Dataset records
◆ ◆ ◆

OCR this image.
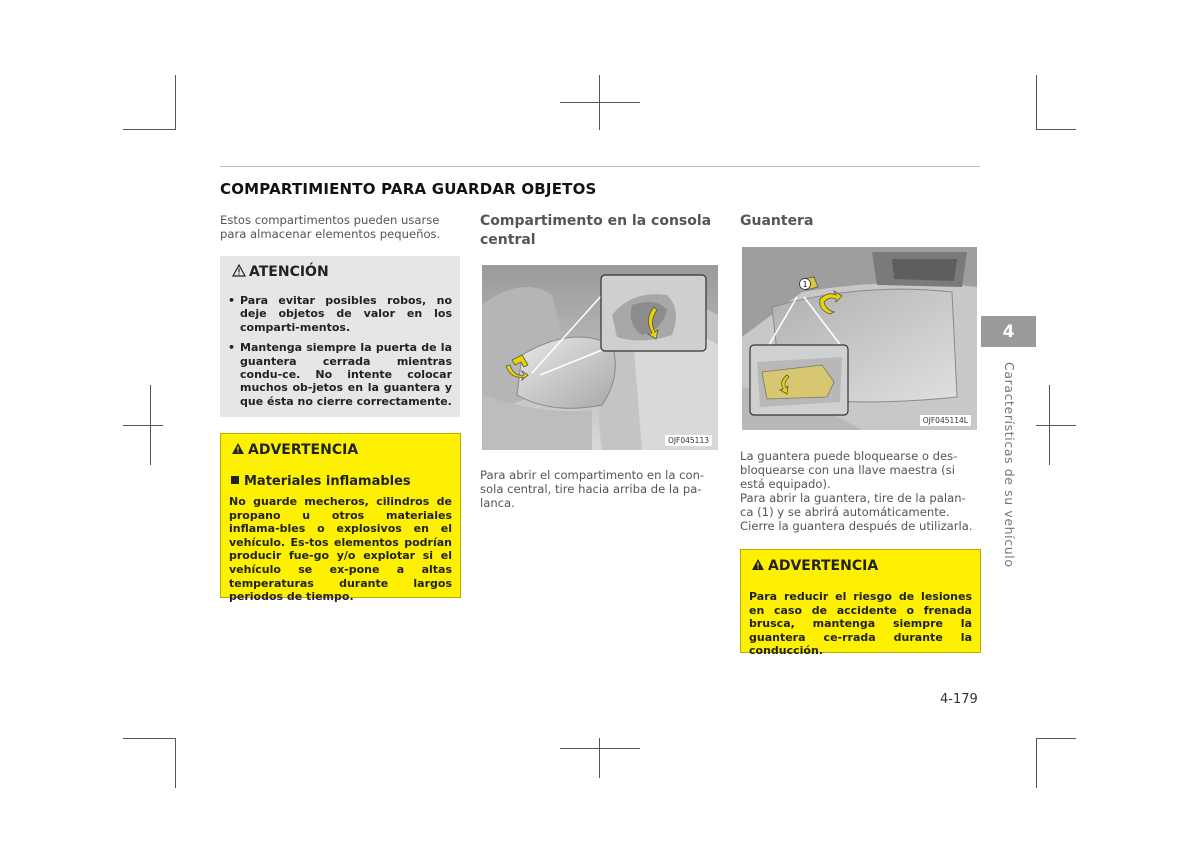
COMPARTIMIENTO PARA GUARDAR OBJETOS
Estos compartimentos pueden usarse
para almacenar elementos pequeños.
ATENCIÓN
• Para evitar posibles robos, no deje objetos de valor en los comparti-mentos.
• Mantenga siempre la puerta de la guantera cerrada mientras condu-ce. No intente colocar muchos ob-jetos en la guantera y que ésta no cierre correctamente.
ADVERTENCIA
Materiales inflamables
No guarde mecheros, cilindros de propano u otros materiales inflama-bles o explosivos en el vehículo. Es-tos elementos podrían producir fue-go y/o explotar si el vehículo se ex-pone a altas temperaturas durante largos periodos de tiempo.
Compartimento en la consola
central
OJF045113
Para abrir el compartimento en la con-
sola central, tire hacia arriba de la pa-
lanca.
Guantera
1
OJF045114L
La guantera puede bloquearse o des-
bloquearse con una llave maestra (si
está equipado).
Para abrir la guantera, tire de la palan-
ca (1) y se abrirá automáticamente.
Cierre la guantera después de utilizarla.
ADVERTENCIA
Para reducir el riesgo de lesiones en caso de accidente o frenada brusca, mantenga siempre la guantera ce-rrada durante la conducción.
4
Características de su vehículo
4-179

◆ ◆ ◆

#### SET TASK
Write out the material above again, word for word, minus its pictures.

#### REPLY TO THE EXERCISE
OCR this image.
COMPARTIMIENTO PARA GUARDAR OBJETOS
Estos compartimentos pueden usarse
para almacenar elementos pequeños.
ATENCIÓN
• Para evitar posibles robos, no deje objetos de valor en los comparti-mentos.
• Mantenga siempre la puerta de la guantera cerrada mientras condu-ce. No intente colocar muchos ob-jetos en la guantera y que ésta no cierre correctamente.
ADVERTENCIA
Materiales inflamables
No guarde mecheros, cilindros de propano u otros materiales inflama-bles o explosivos en el vehículo. Es-tos elementos podrían producir fue-go y/o explotar si el vehículo se ex-pone a altas temperaturas durante largos periodos de tiempo.
Compartimento en la consola
central
OJF045113
Para abrir el compartimento en la con-
sola central, tire hacia arriba de la pa-
lanca.
Guantera
1
OJF045114L
La guantera puede bloquearse o des-
bloquearse con una llave maestra (si
está equipado).
Para abrir la guantera, tire de la palan-
ca (1) y se abrirá automáticamente.
Cierre la guantera después de utilizarla.
ADVERTENCIA
Para reducir el riesgo de lesiones en caso de accidente o frenada brusca, mantenga siempre la guantera ce-rrada durante la conducción.
4
Características de su vehículo
4-179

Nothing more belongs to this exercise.